--- START OF MATERIAL SUPPLIED ---

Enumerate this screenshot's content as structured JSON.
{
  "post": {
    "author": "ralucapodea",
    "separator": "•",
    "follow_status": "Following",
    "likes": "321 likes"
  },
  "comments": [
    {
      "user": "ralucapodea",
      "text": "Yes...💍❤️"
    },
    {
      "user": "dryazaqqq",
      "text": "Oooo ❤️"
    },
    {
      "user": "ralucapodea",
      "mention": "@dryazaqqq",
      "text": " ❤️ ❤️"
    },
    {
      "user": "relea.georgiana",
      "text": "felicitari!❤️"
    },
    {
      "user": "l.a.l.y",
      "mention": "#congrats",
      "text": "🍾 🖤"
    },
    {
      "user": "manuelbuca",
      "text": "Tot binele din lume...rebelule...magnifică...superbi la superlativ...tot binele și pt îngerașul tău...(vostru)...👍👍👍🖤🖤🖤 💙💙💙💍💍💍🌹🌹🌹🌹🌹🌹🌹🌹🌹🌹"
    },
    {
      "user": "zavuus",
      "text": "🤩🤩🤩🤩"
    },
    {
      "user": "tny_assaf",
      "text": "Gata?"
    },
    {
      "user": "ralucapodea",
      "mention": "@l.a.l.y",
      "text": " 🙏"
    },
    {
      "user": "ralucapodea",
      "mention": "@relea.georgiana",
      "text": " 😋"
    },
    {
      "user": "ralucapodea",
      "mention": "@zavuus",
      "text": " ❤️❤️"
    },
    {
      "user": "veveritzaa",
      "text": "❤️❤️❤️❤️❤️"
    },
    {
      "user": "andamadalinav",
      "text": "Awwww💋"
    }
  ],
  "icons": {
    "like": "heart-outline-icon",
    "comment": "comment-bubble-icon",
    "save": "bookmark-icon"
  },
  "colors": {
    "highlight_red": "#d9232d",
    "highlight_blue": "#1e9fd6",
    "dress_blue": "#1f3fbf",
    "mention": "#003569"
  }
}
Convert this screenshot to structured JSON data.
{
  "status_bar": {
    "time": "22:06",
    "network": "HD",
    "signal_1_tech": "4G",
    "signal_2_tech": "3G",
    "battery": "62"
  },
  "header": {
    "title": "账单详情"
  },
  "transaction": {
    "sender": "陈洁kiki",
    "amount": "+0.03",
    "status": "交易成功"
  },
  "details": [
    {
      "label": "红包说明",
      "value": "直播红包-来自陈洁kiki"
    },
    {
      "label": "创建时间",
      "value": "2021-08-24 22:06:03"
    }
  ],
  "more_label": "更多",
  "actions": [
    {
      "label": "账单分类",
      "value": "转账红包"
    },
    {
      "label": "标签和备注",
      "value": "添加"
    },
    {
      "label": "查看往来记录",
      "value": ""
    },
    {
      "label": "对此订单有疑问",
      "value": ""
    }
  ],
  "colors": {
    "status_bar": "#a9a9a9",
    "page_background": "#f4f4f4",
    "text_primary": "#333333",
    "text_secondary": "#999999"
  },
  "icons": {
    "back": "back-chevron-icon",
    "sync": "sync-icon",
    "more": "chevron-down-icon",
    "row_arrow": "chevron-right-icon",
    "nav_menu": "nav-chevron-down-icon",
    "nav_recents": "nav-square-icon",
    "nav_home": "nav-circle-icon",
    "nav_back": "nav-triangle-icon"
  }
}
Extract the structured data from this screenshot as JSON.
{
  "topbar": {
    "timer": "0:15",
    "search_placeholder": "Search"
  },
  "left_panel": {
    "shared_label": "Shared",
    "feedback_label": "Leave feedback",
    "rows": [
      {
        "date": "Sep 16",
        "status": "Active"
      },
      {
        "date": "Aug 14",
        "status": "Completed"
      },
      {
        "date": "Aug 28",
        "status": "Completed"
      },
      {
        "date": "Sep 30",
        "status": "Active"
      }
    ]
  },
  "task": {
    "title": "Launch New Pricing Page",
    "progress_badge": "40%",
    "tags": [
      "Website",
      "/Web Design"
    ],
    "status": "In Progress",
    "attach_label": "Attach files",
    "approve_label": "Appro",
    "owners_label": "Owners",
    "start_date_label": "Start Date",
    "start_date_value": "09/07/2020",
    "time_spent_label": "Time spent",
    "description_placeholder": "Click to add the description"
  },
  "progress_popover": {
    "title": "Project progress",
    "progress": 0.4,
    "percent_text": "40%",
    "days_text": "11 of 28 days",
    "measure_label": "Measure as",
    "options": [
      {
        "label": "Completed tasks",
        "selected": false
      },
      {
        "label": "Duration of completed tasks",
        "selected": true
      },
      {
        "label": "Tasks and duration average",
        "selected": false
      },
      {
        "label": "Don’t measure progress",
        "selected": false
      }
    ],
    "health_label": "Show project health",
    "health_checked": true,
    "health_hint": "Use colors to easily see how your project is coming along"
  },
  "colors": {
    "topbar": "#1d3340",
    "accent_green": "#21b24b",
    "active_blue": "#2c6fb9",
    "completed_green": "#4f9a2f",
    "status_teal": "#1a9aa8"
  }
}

--- END OF MATERIAL SUPPLIED ---

• _EXERCISE AIM_
Which lines in the listing above hold the word "title"? Show each of them.

• _TASK OUTPUT_
    "title": "账单详情"
    "title": "Launch New Pricing Page",
    "title": "Project progress",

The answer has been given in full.